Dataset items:
######

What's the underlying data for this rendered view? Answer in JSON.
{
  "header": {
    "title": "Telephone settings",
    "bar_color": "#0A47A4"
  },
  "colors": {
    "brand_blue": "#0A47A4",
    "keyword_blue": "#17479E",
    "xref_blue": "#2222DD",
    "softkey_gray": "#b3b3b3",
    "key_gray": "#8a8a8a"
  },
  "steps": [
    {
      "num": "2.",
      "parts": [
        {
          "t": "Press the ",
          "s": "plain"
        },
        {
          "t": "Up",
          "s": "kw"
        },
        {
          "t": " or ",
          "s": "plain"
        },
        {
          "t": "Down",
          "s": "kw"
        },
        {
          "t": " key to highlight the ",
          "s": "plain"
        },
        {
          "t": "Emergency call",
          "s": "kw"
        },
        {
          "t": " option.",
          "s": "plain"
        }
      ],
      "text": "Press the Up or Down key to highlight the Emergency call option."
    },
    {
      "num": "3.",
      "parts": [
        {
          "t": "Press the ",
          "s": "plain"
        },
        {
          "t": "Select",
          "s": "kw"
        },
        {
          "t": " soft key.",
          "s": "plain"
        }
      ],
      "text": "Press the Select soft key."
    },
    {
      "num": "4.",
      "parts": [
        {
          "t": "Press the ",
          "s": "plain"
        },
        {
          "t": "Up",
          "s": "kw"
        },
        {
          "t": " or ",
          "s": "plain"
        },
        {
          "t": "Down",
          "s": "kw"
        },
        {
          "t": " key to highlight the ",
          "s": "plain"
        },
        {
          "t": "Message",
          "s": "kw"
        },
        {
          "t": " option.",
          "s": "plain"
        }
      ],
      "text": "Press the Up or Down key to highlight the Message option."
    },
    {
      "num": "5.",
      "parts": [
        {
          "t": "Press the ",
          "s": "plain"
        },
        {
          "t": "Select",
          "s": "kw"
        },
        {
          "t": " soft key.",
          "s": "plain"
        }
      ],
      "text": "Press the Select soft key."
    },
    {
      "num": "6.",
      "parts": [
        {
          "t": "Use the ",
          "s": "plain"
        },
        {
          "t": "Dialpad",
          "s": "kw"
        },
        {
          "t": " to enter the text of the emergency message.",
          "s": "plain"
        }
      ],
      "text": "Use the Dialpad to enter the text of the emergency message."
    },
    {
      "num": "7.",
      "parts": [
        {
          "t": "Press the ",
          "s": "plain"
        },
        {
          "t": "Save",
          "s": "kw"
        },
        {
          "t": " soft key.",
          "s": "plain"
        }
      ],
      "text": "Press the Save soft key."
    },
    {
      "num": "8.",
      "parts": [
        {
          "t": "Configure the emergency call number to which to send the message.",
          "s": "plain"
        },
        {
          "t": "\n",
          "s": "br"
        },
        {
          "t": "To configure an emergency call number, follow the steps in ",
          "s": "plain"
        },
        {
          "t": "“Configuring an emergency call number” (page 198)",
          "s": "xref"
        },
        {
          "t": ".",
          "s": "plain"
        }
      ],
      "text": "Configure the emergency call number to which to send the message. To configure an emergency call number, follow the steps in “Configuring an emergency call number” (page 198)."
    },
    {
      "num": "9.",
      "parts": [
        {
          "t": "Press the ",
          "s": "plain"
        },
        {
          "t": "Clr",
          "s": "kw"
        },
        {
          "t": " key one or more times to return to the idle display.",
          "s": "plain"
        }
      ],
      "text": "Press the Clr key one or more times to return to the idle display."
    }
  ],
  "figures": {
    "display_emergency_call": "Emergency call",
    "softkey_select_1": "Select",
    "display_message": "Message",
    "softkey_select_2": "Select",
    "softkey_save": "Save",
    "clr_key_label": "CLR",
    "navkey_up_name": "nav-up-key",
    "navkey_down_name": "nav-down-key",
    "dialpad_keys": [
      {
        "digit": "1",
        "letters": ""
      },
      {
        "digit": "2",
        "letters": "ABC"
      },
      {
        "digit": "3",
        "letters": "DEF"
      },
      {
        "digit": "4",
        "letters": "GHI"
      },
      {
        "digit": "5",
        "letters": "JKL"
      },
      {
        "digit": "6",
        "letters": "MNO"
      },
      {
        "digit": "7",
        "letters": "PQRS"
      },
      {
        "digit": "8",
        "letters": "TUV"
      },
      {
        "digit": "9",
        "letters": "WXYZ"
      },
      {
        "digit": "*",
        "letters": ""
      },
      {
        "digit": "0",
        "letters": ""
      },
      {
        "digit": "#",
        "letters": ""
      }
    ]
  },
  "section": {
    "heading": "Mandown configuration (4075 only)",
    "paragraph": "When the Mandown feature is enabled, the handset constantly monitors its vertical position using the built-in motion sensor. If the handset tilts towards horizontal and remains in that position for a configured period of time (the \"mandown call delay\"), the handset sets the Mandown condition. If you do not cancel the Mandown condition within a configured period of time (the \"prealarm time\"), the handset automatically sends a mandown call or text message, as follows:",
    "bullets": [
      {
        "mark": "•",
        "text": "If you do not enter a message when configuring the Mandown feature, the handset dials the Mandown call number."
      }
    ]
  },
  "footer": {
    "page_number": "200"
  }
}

######

**Goal:** Copy each line of the records above that carries the word "enter".

**Output for this task:**
          "t": " to enter the text of the emergency message.",
      "text": "Use the Dialpad to enter the text of the emergency message."
        "text": "If you do not enter a message when configuring the Mandown feature, the handset dials the Mandown call number."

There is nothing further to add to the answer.